===== Raw records =====

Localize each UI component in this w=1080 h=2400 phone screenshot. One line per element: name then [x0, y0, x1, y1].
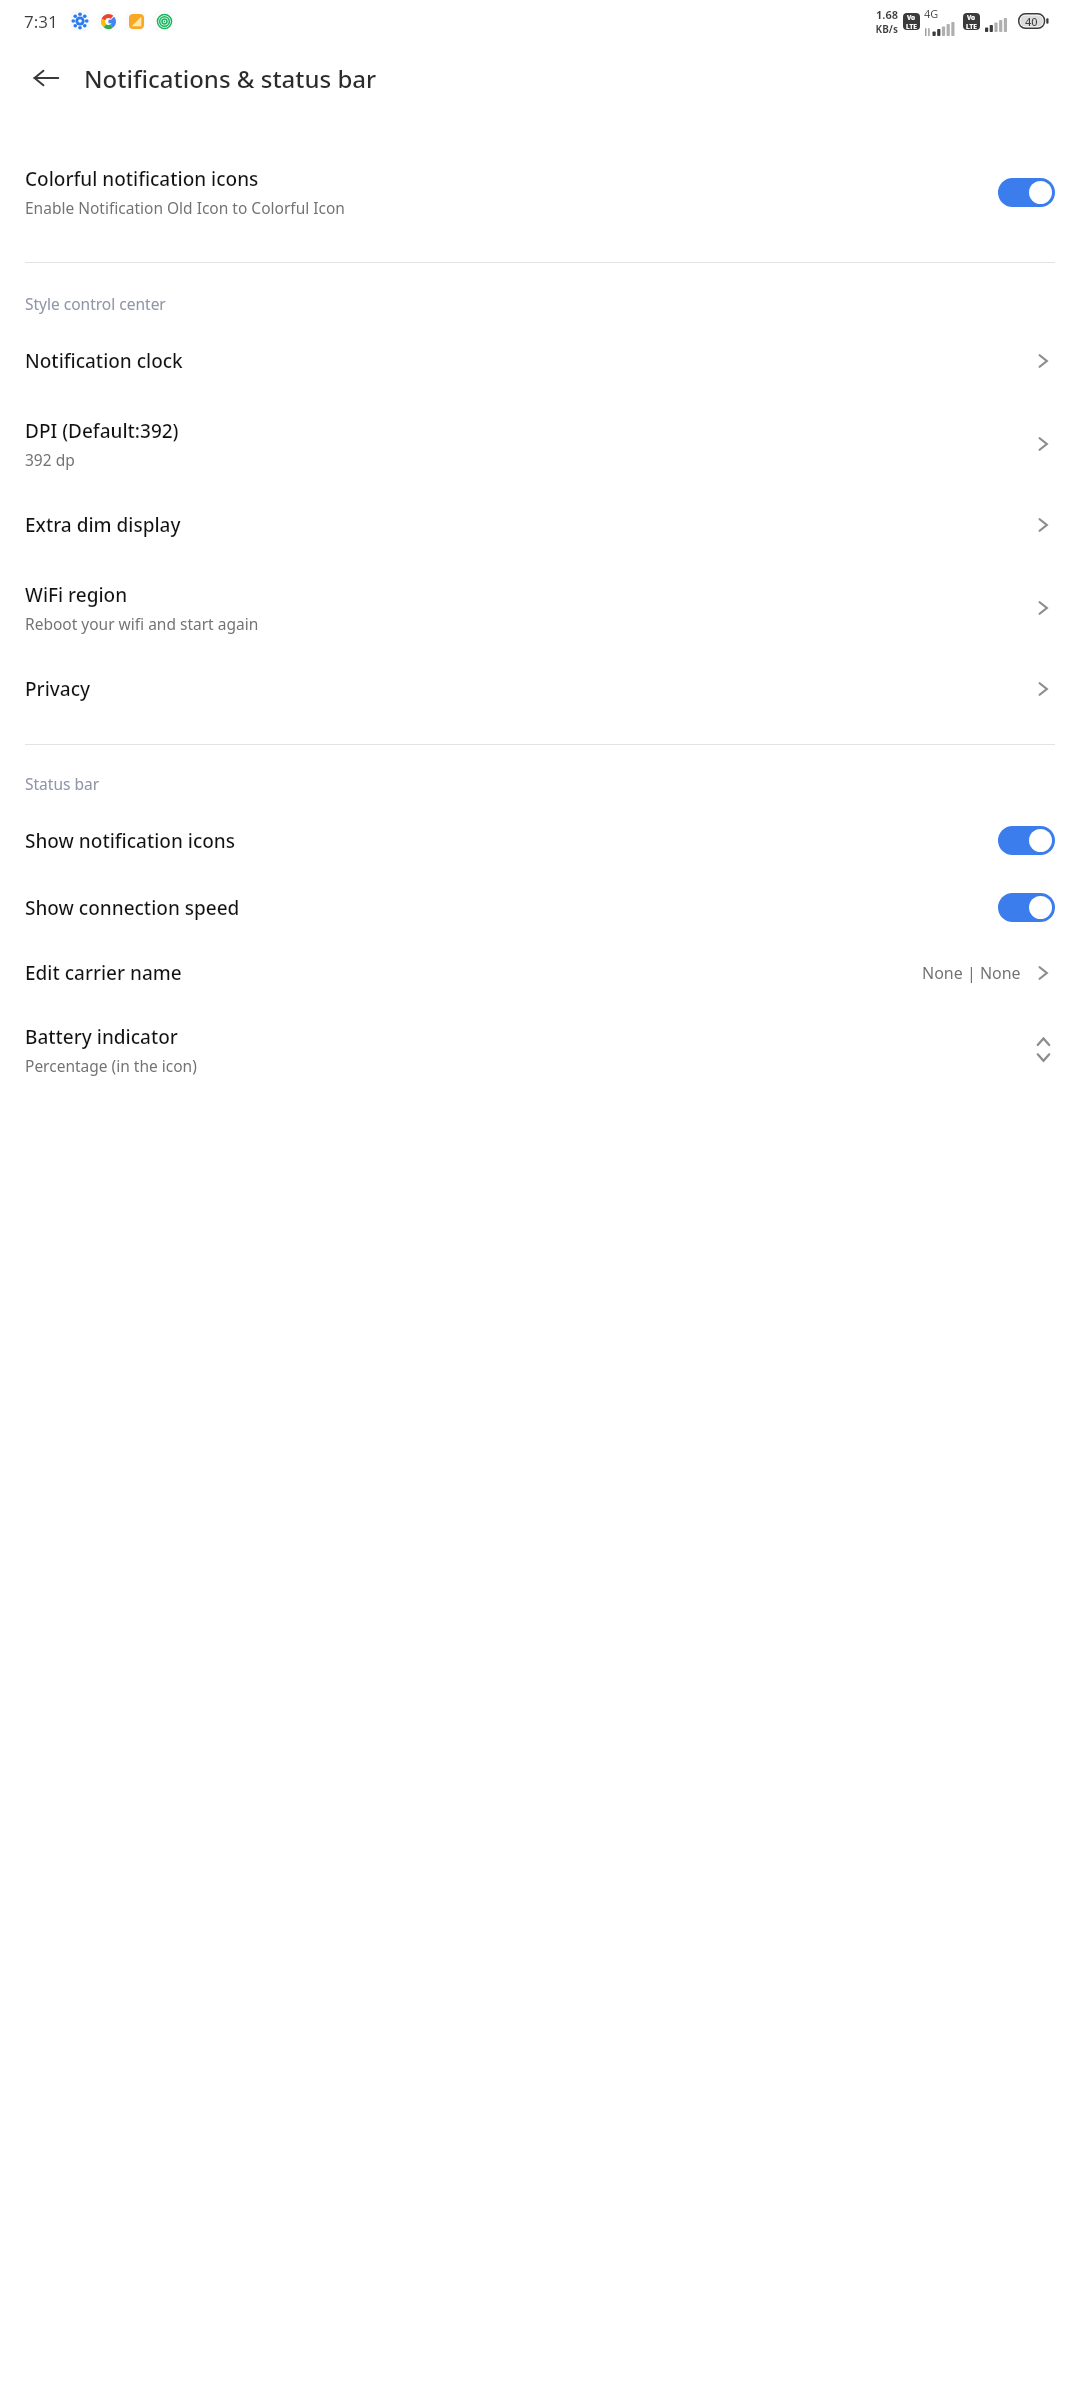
staticText: LTE — [966, 22, 977, 30]
staticText: KB/s — [875, 22, 898, 36]
staticText: DPI (Default:392) — [25, 418, 179, 444]
button[interactable]: Extra dim display — [0, 500, 1080, 550]
other: Open — [1031, 349, 1055, 373]
staticText: 1.68 — [876, 7, 898, 22]
other: Open — [1031, 513, 1055, 537]
staticText: Reboot your wifi and start again — [25, 613, 259, 634]
staticText: None | None — [922, 962, 1021, 984]
staticText: Enable Notification Old Icon to Colorful… — [25, 197, 345, 218]
other: Open — [1031, 677, 1055, 701]
button[interactable]: Privacy — [0, 664, 1080, 714]
staticText: Privacy — [25, 676, 90, 702]
staticText: 7:31 — [24, 10, 58, 33]
staticText: 392 dp — [25, 449, 75, 470]
staticText: Vo — [967, 13, 976, 22]
button[interactable]: Toggle — [998, 178, 1055, 207]
other: Open — [1031, 961, 1055, 985]
button[interactable]: DPI (Default:392) — [0, 406, 1080, 482]
staticText: 40 — [1025, 14, 1038, 29]
staticText: Notification clock — [25, 348, 183, 374]
staticText: Battery indicator — [25, 1024, 178, 1050]
staticText: Extra dim display — [25, 512, 181, 538]
button[interactable]: Show connection speed — [0, 881, 1080, 934]
staticText: Colorful notification icons — [25, 166, 259, 192]
button[interactable]: Toggle — [998, 893, 1055, 922]
other: Open — [1031, 432, 1055, 456]
staticText: Style control center — [25, 293, 166, 314]
staticText: 4G — [924, 6, 939, 21]
button[interactable]: Change battery indicator — [1031, 1032, 1055, 1068]
button[interactable]: Toggle — [998, 826, 1055, 855]
button[interactable]: Edit carrier name — [0, 948, 1080, 998]
staticText: Show connection speed — [25, 895, 240, 921]
staticText: Notifications & status bar — [84, 62, 377, 95]
button[interactable]: Battery indicator — [0, 1012, 1080, 1088]
button[interactable]: Colorful notification icons — [0, 154, 1080, 230]
button[interactable]: WiFi region — [0, 570, 1080, 646]
other: Open — [1031, 596, 1055, 620]
staticText: Status bar — [25, 773, 100, 794]
staticText: WiFi region — [25, 582, 128, 608]
staticText: LTE — [906, 22, 917, 30]
staticText: Show notification icons — [25, 828, 235, 854]
staticText: Percentage (in the icon) — [25, 1055, 197, 1076]
button[interactable]: Notification clock — [0, 336, 1080, 386]
staticText: Edit carrier name — [25, 960, 182, 986]
button[interactable]: Show notification icons — [0, 814, 1080, 867]
button[interactable]: Back — [22, 54, 70, 102]
staticText: Vo — [907, 13, 916, 22]
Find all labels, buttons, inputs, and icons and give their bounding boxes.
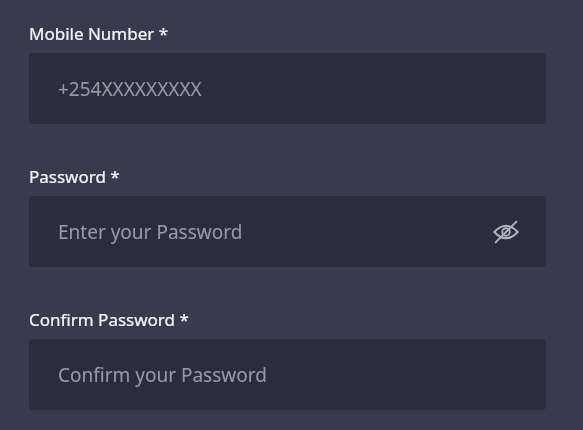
staticText: Confirm your Password — [58, 362, 267, 388]
button[interactable]: Confirm your Password — [29, 339, 546, 410]
staticText: +254XXXXXXXXX — [58, 76, 202, 102]
button[interactable]: Enter your Password — [29, 196, 546, 267]
button[interactable]: +254XXXXXXXXX — [29, 53, 546, 124]
staticText: Password * — [29, 165, 120, 188]
staticText: Enter your Password — [58, 219, 243, 245]
button[interactable]: Show password — [490, 216, 522, 248]
staticText: Mobile Number * — [29, 22, 169, 45]
staticText: Confirm Password * — [29, 308, 189, 331]
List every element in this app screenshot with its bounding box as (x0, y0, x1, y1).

=====

→ **What to work on**
Reproduce everything from the line containing "staticText: Confirm your" down to the end of the data, including both of those ends.

→ **Response**
staticText: Confirm your Password — [58, 362, 267, 388]
button[interactable]: Confirm your Password — [29, 339, 546, 410]
staticText: +254XXXXXXXXX — [58, 76, 202, 102]
button[interactable]: Enter your Password — [29, 196, 546, 267]
button[interactable]: +254XXXXXXXXX — [29, 53, 546, 124]
staticText: Password * — [29, 165, 120, 188]
staticText: Enter your Password — [58, 219, 243, 245]
button[interactable]: Show password — [490, 216, 522, 248]
staticText: Mobile Number * — [29, 22, 169, 45]
staticText: Confirm Password * — [29, 308, 189, 331]
List every element in this app screenshot with its bounding box as (x0, y0, x1, y1).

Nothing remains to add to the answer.